** THE REQUEST **
Filter the records for lines holding the string "Temperature".

——

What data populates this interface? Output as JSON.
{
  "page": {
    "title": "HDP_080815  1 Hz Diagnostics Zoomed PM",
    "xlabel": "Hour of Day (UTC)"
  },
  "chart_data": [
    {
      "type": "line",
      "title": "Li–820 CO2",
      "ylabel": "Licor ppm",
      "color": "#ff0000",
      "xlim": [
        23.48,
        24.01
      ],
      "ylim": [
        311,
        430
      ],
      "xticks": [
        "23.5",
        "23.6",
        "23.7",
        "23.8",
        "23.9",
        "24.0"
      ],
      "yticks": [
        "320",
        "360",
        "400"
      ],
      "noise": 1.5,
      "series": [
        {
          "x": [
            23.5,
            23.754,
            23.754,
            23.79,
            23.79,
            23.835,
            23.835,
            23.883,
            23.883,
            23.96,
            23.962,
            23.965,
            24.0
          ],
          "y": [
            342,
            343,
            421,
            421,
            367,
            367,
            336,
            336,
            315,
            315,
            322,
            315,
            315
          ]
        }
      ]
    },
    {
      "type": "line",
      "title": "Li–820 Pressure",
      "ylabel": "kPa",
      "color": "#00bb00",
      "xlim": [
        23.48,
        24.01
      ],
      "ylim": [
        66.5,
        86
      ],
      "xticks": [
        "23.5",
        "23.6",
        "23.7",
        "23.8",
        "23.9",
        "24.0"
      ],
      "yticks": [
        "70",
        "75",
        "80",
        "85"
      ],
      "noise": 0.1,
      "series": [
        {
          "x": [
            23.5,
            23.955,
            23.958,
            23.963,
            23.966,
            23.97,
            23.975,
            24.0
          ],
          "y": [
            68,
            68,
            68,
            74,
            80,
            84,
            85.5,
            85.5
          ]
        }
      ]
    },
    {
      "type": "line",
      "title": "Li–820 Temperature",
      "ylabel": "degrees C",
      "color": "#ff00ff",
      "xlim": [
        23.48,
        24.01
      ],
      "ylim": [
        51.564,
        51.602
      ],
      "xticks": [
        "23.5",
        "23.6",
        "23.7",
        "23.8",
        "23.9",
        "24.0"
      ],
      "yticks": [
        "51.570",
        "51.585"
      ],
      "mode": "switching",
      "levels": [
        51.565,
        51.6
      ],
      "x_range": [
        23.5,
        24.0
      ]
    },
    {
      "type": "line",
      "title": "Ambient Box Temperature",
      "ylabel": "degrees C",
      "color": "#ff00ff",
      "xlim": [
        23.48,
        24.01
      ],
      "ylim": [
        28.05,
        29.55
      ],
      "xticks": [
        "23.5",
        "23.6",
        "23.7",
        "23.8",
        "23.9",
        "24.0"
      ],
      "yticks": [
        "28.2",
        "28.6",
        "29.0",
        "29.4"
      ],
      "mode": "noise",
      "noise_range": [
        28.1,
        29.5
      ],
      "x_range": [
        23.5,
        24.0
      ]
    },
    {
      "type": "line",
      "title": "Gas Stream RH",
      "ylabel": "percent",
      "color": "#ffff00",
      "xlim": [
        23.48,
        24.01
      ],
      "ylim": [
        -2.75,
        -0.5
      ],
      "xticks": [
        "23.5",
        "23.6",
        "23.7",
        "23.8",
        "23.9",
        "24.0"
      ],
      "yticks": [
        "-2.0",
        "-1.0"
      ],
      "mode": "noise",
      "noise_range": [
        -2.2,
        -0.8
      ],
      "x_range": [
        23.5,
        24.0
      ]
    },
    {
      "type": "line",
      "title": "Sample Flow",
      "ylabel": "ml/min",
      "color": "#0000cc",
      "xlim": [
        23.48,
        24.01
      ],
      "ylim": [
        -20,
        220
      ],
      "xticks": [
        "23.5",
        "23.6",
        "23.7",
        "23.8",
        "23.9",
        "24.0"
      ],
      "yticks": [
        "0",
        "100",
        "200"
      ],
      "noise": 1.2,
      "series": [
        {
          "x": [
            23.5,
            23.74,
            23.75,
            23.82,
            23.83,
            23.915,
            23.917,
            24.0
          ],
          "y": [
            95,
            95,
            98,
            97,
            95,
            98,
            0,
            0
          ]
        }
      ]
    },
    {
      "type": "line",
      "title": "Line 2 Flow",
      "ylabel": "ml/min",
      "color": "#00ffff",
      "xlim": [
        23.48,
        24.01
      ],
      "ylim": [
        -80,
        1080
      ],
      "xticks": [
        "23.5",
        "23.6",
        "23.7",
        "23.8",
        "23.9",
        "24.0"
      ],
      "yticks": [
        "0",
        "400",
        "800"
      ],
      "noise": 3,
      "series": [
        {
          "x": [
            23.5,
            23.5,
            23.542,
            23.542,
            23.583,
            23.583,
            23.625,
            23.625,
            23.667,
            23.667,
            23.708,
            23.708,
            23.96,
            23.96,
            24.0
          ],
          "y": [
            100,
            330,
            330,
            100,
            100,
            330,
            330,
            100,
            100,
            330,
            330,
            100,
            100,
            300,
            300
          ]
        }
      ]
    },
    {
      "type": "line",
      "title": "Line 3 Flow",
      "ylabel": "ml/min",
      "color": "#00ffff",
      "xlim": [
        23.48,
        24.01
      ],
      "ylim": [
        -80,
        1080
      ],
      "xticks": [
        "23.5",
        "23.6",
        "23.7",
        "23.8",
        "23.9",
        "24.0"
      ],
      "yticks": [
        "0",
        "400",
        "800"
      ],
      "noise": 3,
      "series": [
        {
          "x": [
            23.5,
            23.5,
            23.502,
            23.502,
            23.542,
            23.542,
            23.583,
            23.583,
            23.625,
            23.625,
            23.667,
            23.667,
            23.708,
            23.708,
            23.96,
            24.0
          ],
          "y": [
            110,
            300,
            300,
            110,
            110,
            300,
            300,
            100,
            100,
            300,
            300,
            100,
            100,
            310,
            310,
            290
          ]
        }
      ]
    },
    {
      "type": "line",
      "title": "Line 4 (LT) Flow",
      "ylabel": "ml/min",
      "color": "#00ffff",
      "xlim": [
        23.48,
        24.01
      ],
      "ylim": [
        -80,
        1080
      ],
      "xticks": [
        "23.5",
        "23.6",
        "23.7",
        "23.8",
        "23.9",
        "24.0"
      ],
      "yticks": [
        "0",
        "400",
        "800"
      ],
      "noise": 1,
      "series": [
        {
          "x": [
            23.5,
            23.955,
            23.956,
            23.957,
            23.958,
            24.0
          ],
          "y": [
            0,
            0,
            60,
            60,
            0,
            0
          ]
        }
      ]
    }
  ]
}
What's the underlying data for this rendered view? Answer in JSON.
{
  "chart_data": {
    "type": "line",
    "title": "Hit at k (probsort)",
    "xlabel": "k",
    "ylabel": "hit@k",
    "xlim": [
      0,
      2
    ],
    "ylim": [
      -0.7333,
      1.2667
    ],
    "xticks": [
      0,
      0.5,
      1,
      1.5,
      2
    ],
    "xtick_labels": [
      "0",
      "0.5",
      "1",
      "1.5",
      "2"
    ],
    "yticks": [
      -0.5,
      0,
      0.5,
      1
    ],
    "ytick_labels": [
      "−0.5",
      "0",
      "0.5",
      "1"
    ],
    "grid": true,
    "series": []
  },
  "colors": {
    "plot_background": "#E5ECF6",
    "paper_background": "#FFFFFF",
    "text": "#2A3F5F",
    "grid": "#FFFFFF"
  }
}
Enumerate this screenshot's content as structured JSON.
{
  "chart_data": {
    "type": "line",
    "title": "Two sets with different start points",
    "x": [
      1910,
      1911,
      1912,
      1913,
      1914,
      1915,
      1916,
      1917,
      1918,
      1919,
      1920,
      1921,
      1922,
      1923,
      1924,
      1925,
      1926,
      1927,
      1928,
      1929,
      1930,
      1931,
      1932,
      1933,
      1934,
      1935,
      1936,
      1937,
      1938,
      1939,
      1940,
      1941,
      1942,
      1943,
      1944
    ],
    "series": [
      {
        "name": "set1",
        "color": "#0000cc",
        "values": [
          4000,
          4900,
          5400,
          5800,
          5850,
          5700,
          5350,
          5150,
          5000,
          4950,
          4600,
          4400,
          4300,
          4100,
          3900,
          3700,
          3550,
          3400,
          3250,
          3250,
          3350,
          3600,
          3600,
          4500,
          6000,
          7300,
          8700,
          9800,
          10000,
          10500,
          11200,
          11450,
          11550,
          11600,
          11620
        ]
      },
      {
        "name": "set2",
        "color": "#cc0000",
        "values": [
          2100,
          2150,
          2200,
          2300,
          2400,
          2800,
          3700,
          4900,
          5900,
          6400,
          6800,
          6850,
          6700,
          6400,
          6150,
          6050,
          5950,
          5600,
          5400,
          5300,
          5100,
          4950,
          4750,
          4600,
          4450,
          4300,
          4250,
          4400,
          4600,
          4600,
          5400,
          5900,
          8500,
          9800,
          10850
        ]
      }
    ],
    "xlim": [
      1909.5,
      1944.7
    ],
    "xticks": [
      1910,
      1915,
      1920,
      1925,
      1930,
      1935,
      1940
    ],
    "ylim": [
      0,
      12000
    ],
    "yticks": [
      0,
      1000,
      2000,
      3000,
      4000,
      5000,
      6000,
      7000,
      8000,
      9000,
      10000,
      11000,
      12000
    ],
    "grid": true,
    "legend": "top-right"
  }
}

——

** RESPONSE TO THE EXERCISE **
      "title": "Li–820 Temperature",
      "title": "Ambient Box Temperature",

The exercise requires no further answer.